Copy out every line in the entries below that includes "Condo".

============================================================

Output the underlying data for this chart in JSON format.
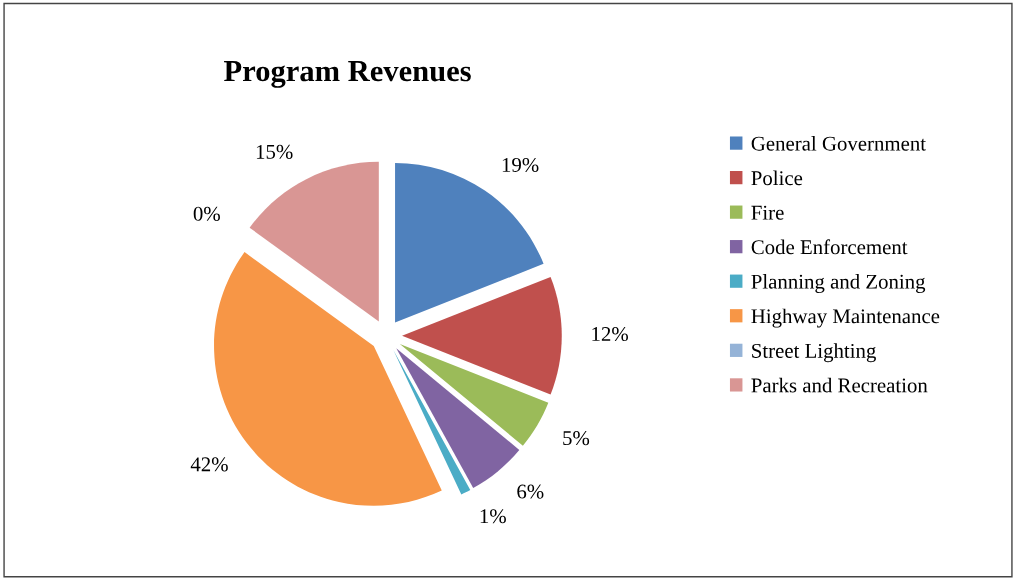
{
  "chart_data": {
    "type": "pie",
    "title": "Program Revenues",
    "categories": [
      "General Government",
      "Police",
      "Fire",
      "Code Enforcement",
      "Planning and Zoning",
      "Highway Maintenance",
      "Street Lighting",
      "Parks and Recreation"
    ],
    "values": [
      19,
      12,
      5,
      6,
      1,
      42,
      0,
      15
    ],
    "value_labels": [
      "19%",
      "12%",
      "5%",
      "6%",
      "1%",
      "42%",
      "0%",
      "15%"
    ],
    "colors": [
      "#4f81bd",
      "#c0504d",
      "#9bbb59",
      "#8064a2",
      "#4bacc6",
      "#f79646",
      "#95b3d7",
      "#d99694"
    ],
    "legend": "right"
  }
}
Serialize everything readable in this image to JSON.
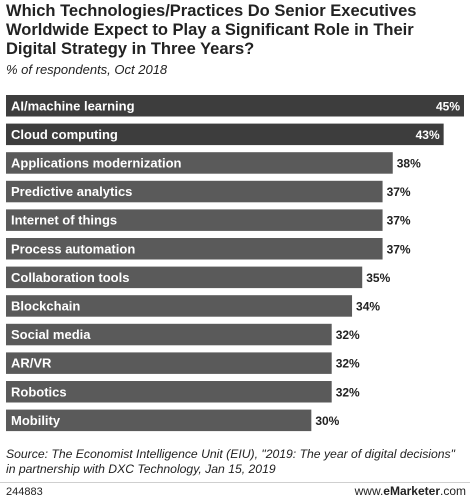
{
  "chart_data": {
    "type": "bar",
    "orientation": "horizontal",
    "title": "Which Technologies/Practices Do Senior Executives Worldwide Expect to Play a Significant Role in Their Digital Strategy in Three Years?",
    "subtitle": "% of respondents, Oct 2018",
    "categories": [
      "AI/machine learning",
      "Cloud computing",
      "Applications modernization",
      "Predictive analytics",
      "Internet of things",
      "Process automation",
      "Collaboration tools",
      "Blockchain",
      "Social media",
      "AR/VR",
      "Robotics",
      "Mobility"
    ],
    "values": [
      45,
      43,
      38,
      37,
      37,
      37,
      35,
      34,
      32,
      32,
      32,
      30
    ],
    "value_labels": [
      "45%",
      "43%",
      "38%",
      "37%",
      "37%",
      "37%",
      "35%",
      "34%",
      "32%",
      "32%",
      "32%",
      "30%"
    ],
    "xlim": [
      0,
      45
    ],
    "grid": false,
    "bar_color": "#5a5a5a",
    "highlight_color": "#3d3d3d"
  },
  "source": "Source: The Economist Intelligence Unit (EIU), \"2019: The year of digital decisions\" in partnership with DXC Technology, Jan 15, 2019",
  "chart_id": "244883",
  "brand_prefix": "www.",
  "brand_name": "eMarketer",
  "brand_suffix": ".com"
}
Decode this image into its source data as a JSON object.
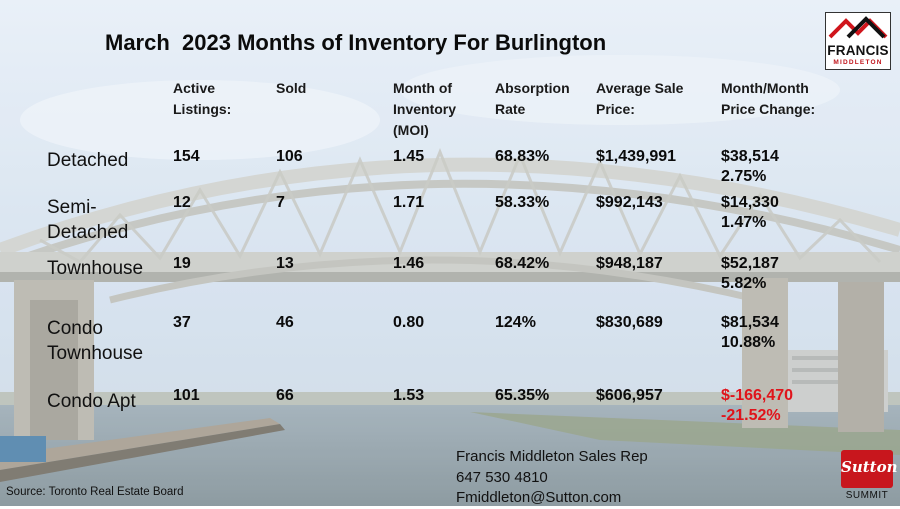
{
  "title": "March  2023 Months of Inventory For Burlington",
  "headers": {
    "active": "Active\nListings:",
    "sold": "Sold",
    "moi": "Month of\nInventory\n(MOI)",
    "absorption": "Absorption\nRate",
    "avg_price": "Average Sale\nPrice:",
    "change": "Month/Month\nPrice Change:"
  },
  "rows": [
    {
      "label": "Detached",
      "active": "154",
      "sold": "106",
      "moi": "1.45",
      "absorption": "68.83%",
      "avg_price": "$1,439,991",
      "change": "$38,514\n2.75%"
    },
    {
      "label": "Semi-\nDetached",
      "active": "12",
      "sold": "7",
      "moi": "1.71",
      "absorption": "58.33%",
      "avg_price": "$992,143",
      "change": "$14,330\n1.47%"
    },
    {
      "label": "Townhouse",
      "active": "19",
      "sold": "13",
      "moi": "1.46",
      "absorption": "68.42%",
      "avg_price": "$948,187",
      "change": "$52,187\n5.82%"
    },
    {
      "label": "Condo\nTownhouse",
      "active": "37",
      "sold": "46",
      "moi": "0.80",
      "absorption": "124%",
      "avg_price": "$830,689",
      "change": "$81,534\n10.88%"
    },
    {
      "label": "Condo Apt",
      "active": "101",
      "sold": "66",
      "moi": "1.53",
      "absorption": "65.35%",
      "avg_price": "$606,957",
      "change": "$-166,470\n-21.52%"
    }
  ],
  "contact": {
    "line1": "Francis Middleton Sales Rep",
    "line2": "647 530 4810",
    "line3": "Fmiddleton@Sutton.com"
  },
  "source": "Source: Toronto Real Estate Board",
  "logo_francis": {
    "name": "FRANCIS",
    "sub": "MIDDLETON"
  },
  "logo_sutton": {
    "name": "Sutton",
    "sub": "SUMMIT"
  },
  "colors": {
    "negative": "#e0141b",
    "brand_red": "#c8161d"
  }
}
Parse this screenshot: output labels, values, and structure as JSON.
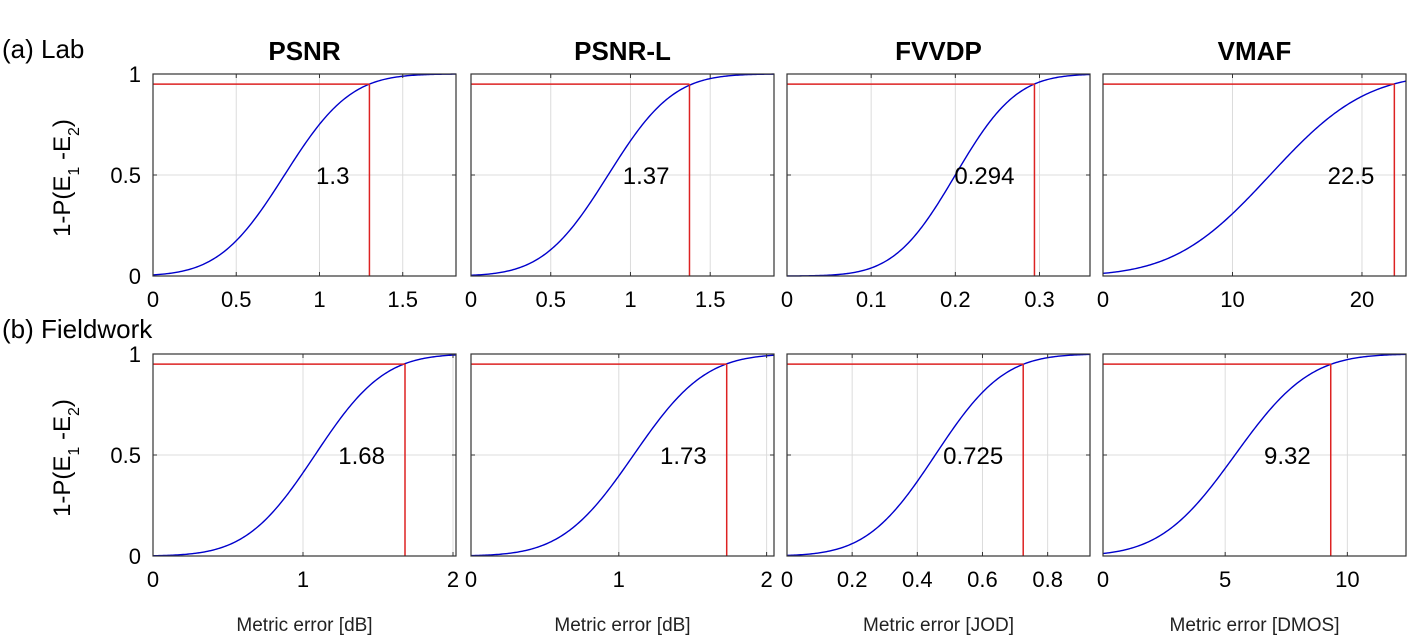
{
  "rows": [
    {
      "label": "(a) Lab"
    },
    {
      "label": "(b) Fieldwork"
    }
  ],
  "column_titles": [
    "PSNR",
    "PSNR-L",
    "FVVDP",
    "VMAF"
  ],
  "ylabel": "1-P(E1 -E2)",
  "ylabel_parts": {
    "prefix": "1-P(E",
    "sub1": "1",
    "middle": " -E",
    "sub2": "2",
    "suffix": ")"
  },
  "colors": {
    "curve": "#0000cc",
    "threshold": "#dd2222",
    "grid": "#dcdcdc",
    "axis": "#333333"
  },
  "chart_data": [
    {
      "type": "line",
      "row": 0,
      "col": 0,
      "title": "PSNR",
      "xlabel": "",
      "xlim": [
        0,
        1.82
      ],
      "ylim": [
        0,
        1
      ],
      "xticks": [
        0,
        0.5,
        1,
        1.5
      ],
      "xtick_labels": [
        "0",
        "0.5",
        "1",
        "1.5"
      ],
      "yticks": [
        0,
        0.5,
        1
      ],
      "ytick_labels": [
        "0",
        "0.5",
        "1"
      ],
      "curve": {
        "mu": 0.79,
        "sigma": 0.31
      },
      "threshold_x": 1.3,
      "threshold_y": 0.95,
      "threshold_label": "1.3"
    },
    {
      "type": "line",
      "row": 0,
      "col": 1,
      "title": "PSNR-L",
      "xlabel": "",
      "xlim": [
        0,
        1.9
      ],
      "ylim": [
        0,
        1
      ],
      "xticks": [
        0,
        0.5,
        1,
        1.5
      ],
      "xtick_labels": [
        "0",
        "0.5",
        "1",
        "1.5"
      ],
      "yticks": [
        0,
        0.5,
        1
      ],
      "ytick_labels": [
        "",
        "",
        ""
      ],
      "curve": {
        "mu": 0.86,
        "sigma": 0.32
      },
      "threshold_x": 1.37,
      "threshold_y": 0.95,
      "threshold_label": "1.37"
    },
    {
      "type": "line",
      "row": 0,
      "col": 2,
      "title": "FVVDP",
      "xlabel": "",
      "xlim": [
        0,
        0.36
      ],
      "ylim": [
        0,
        1
      ],
      "xticks": [
        0,
        0.1,
        0.2,
        0.3
      ],
      "xtick_labels": [
        "0",
        "0.1",
        "0.2",
        "0.3"
      ],
      "yticks": [
        0,
        0.5,
        1
      ],
      "ytick_labels": [
        "",
        "",
        ""
      ],
      "curve": {
        "mu": 0.2,
        "sigma": 0.057
      },
      "threshold_x": 0.294,
      "threshold_y": 0.95,
      "threshold_label": "0.294"
    },
    {
      "type": "line",
      "row": 0,
      "col": 3,
      "title": "VMAF",
      "xlabel": "",
      "xlim": [
        0,
        23.4
      ],
      "ylim": [
        0,
        1
      ],
      "xticks": [
        0,
        10,
        20
      ],
      "xtick_labels": [
        "0",
        "10",
        "20"
      ],
      "yticks": [
        0,
        0.5,
        1
      ],
      "ytick_labels": [
        "",
        "",
        ""
      ],
      "curve": {
        "mu": 12.9,
        "sigma": 5.8
      },
      "threshold_x": 22.5,
      "threshold_y": 0.95,
      "threshold_label": "22.5"
    },
    {
      "type": "line",
      "row": 1,
      "col": 0,
      "title": "",
      "xlabel": "Metric error [dB]",
      "xlim": [
        0,
        2.02
      ],
      "ylim": [
        0,
        1
      ],
      "xticks": [
        0,
        1,
        2
      ],
      "xtick_labels": [
        "0",
        "1",
        "2"
      ],
      "yticks": [
        0,
        0.5,
        1
      ],
      "ytick_labels": [
        "0",
        "0.5",
        "1"
      ],
      "curve": {
        "mu": 1.08,
        "sigma": 0.36
      },
      "threshold_x": 1.68,
      "threshold_y": 0.95,
      "threshold_label": "1.68"
    },
    {
      "type": "line",
      "row": 1,
      "col": 1,
      "title": "",
      "xlabel": "Metric error [dB]",
      "xlim": [
        0,
        2.05
      ],
      "ylim": [
        0,
        1
      ],
      "xticks": [
        0,
        1,
        2
      ],
      "xtick_labels": [
        "0",
        "1",
        "2"
      ],
      "yticks": [
        0,
        0.5,
        1
      ],
      "ytick_labels": [
        "",
        "",
        ""
      ],
      "curve": {
        "mu": 1.1,
        "sigma": 0.38
      },
      "threshold_x": 1.73,
      "threshold_y": 0.95,
      "threshold_label": "1.73"
    },
    {
      "type": "line",
      "row": 1,
      "col": 2,
      "title": "",
      "xlabel": "Metric error [JOD]",
      "xlim": [
        0,
        0.93
      ],
      "ylim": [
        0,
        1
      ],
      "xticks": [
        0,
        0.2,
        0.4,
        0.6,
        0.8
      ],
      "xtick_labels": [
        "0",
        "0.2",
        "0.4",
        "0.6",
        "0.8"
      ],
      "yticks": [
        0,
        0.5,
        1
      ],
      "ytick_labels": [
        "",
        "",
        ""
      ],
      "curve": {
        "mu": 0.455,
        "sigma": 0.165
      },
      "threshold_x": 0.725,
      "threshold_y": 0.95,
      "threshold_label": "0.725"
    },
    {
      "type": "line",
      "row": 1,
      "col": 3,
      "title": "",
      "xlabel": "Metric error [DMOS]",
      "xlim": [
        0,
        12.4
      ],
      "ylim": [
        0,
        1
      ],
      "xticks": [
        0,
        5,
        10
      ],
      "xtick_labels": [
        "0",
        "5",
        "10"
      ],
      "yticks": [
        0,
        0.5,
        1
      ],
      "ytick_labels": [
        "",
        "",
        ""
      ],
      "curve": {
        "mu": 5.4,
        "sigma": 2.4
      },
      "threshold_x": 9.32,
      "threshold_y": 0.95,
      "threshold_label": "9.32"
    }
  ]
}
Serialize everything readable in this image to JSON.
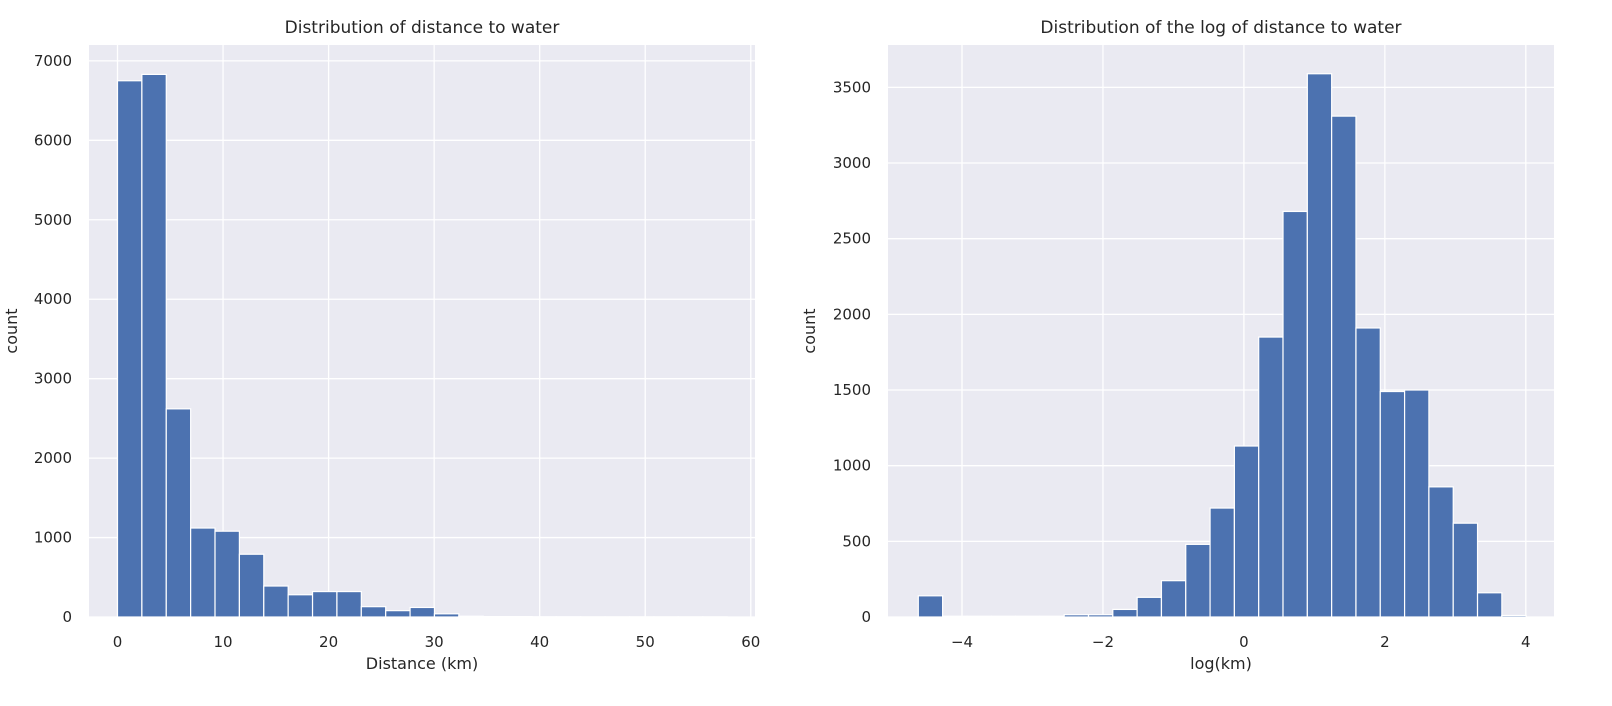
{
  "chart_data": [
    {
      "type": "bar",
      "title": "Distribution of distance to water",
      "xlabel": "Distance (km)",
      "ylabel": "count",
      "xlim": [
        -2.7,
        60.4
      ],
      "ylim": [
        0,
        7200
      ],
      "xticks": [
        "0",
        "10",
        "20",
        "30",
        "40",
        "50",
        "60"
      ],
      "yticks": [
        "0",
        "1000",
        "2000",
        "3000",
        "4000",
        "5000",
        "6000",
        "7000"
      ],
      "bin_edges": [
        0,
        2.31,
        4.62,
        6.93,
        9.24,
        11.55,
        13.86,
        16.17,
        18.48,
        20.79,
        23.1,
        25.41,
        27.72,
        30.03,
        32.34,
        34.65,
        36.96,
        39.27,
        41.58,
        43.89,
        46.2,
        48.51,
        50.82,
        53.13,
        55.44,
        57.75
      ],
      "values": [
        6750,
        6830,
        2620,
        1120,
        1080,
        790,
        390,
        280,
        320,
        320,
        130,
        80,
        120,
        40,
        10,
        5,
        5,
        3,
        3,
        2,
        2,
        2,
        2,
        2,
        2
      ],
      "grid": true
    },
    {
      "type": "bar",
      "title": "Distribution of the log  of distance to water",
      "xlabel": "log(km)",
      "ylabel": "count",
      "xlim": [
        -5.05,
        4.4
      ],
      "ylim": [
        0,
        3780
      ],
      "xticks": [
        "−4",
        "−2",
        "0",
        "2",
        "4"
      ],
      "yticks": [
        "0",
        "500",
        "1000",
        "1500",
        "2000",
        "2500",
        "3000",
        "3500"
      ],
      "bin_edges": [
        -4.62,
        -4.275,
        -3.93,
        -3.585,
        -3.24,
        -2.895,
        -2.55,
        -2.205,
        -1.86,
        -1.515,
        -1.17,
        -0.825,
        -0.48,
        -0.135,
        0.21,
        0.555,
        0.9,
        1.245,
        1.59,
        1.935,
        2.28,
        2.625,
        2.97,
        3.315,
        3.66,
        4.005
      ],
      "values": [
        140,
        5,
        5,
        5,
        5,
        5,
        15,
        15,
        50,
        130,
        240,
        480,
        720,
        1130,
        1850,
        2680,
        3590,
        3310,
        1910,
        1490,
        1500,
        860,
        620,
        160,
        10
      ],
      "grid": true
    }
  ]
}
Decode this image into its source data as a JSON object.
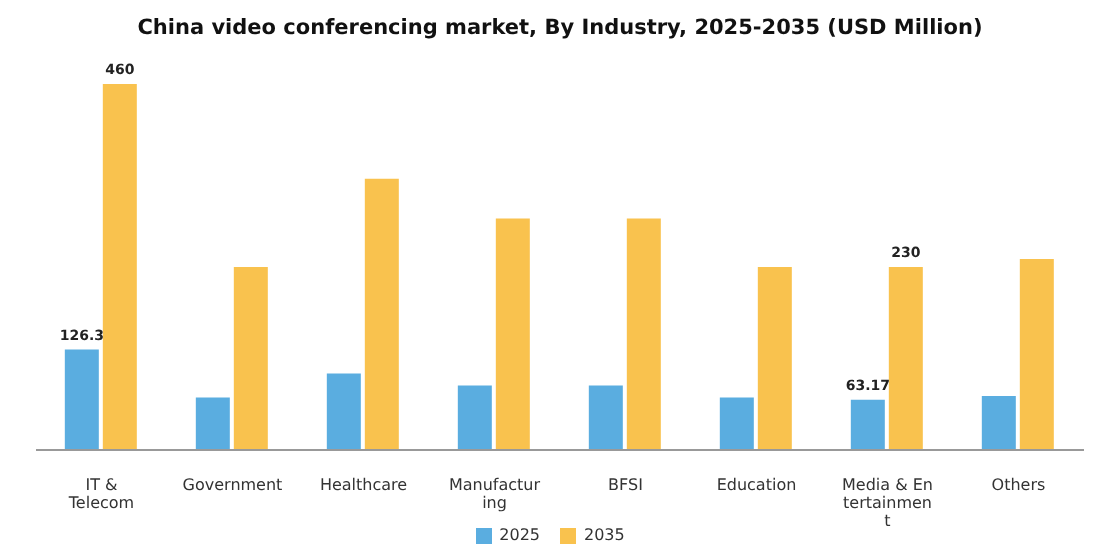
{
  "chart_data": {
    "type": "bar",
    "title": "China video conferencing market, By Industry, 2025-2035 (USD Million)",
    "categories": [
      "IT & Telecom",
      "Government",
      "Healthcare",
      "Manufacturing",
      "BFSI",
      "Education",
      "Media & Entertainment",
      "Others"
    ],
    "series": [
      {
        "name": "2025",
        "color": "#5aade0",
        "values": [
          126.3,
          66,
          96,
          81,
          81,
          66,
          63.17,
          68
        ],
        "value_labels": [
          "126.3",
          null,
          null,
          null,
          null,
          null,
          "63.17",
          null
        ]
      },
      {
        "name": "2035",
        "color": "#f9c24e",
        "values": [
          460,
          230,
          341,
          291,
          291,
          230,
          230,
          240
        ],
        "value_labels": [
          "460",
          null,
          null,
          null,
          null,
          null,
          "230",
          null
        ]
      }
    ],
    "legend": "bottom",
    "grid": false
  }
}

============================================================

■ **Task response**:
      "label": "Condo\nTownhouse",
      "label": "Condo Apt",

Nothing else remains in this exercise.